• _DIRECTIONS FOR THIS TASK_
Scan the material below for lines with the word "Number" and report how many there are, with nothing added.

(Collected data entries)
---------------
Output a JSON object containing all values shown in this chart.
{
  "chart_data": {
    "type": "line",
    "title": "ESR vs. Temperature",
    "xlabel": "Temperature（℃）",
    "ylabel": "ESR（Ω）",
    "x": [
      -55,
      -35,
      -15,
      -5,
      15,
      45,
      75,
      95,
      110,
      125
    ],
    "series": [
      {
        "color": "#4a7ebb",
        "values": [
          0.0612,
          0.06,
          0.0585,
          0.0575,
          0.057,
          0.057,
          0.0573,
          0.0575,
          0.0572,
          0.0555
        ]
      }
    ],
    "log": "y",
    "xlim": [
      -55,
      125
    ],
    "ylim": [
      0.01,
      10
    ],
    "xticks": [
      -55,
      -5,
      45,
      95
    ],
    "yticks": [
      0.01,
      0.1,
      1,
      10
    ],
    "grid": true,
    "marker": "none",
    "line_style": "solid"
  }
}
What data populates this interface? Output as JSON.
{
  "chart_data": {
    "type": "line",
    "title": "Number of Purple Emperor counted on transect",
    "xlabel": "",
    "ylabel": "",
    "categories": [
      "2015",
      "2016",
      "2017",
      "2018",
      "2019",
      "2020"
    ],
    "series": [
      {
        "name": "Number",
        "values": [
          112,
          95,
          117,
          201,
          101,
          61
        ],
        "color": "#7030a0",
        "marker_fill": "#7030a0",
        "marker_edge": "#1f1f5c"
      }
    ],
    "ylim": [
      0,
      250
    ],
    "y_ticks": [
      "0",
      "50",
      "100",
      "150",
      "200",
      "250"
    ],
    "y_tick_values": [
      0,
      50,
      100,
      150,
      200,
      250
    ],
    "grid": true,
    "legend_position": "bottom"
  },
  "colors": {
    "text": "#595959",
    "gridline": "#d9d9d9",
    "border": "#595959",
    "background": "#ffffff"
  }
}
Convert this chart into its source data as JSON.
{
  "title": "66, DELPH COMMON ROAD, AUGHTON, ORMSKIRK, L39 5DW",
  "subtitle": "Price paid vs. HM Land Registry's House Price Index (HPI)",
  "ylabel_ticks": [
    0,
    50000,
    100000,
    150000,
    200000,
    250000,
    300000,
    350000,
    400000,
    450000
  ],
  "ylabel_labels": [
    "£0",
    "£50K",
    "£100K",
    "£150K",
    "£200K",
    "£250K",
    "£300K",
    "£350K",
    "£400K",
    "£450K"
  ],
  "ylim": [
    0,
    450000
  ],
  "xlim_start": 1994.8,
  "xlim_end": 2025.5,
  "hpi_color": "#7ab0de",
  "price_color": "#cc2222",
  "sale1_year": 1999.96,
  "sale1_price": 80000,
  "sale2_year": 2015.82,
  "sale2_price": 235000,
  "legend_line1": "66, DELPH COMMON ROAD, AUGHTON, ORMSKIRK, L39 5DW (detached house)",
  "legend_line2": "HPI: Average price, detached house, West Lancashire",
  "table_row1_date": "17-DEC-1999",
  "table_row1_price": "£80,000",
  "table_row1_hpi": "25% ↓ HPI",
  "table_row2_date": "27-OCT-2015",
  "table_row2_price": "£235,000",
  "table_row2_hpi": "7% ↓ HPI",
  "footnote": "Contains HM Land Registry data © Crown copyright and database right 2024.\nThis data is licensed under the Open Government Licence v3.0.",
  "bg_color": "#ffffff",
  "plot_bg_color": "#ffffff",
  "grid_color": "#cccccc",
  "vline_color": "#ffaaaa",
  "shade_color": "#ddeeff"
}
---------------
• _RESPONSE TO THE EXERCISE_
2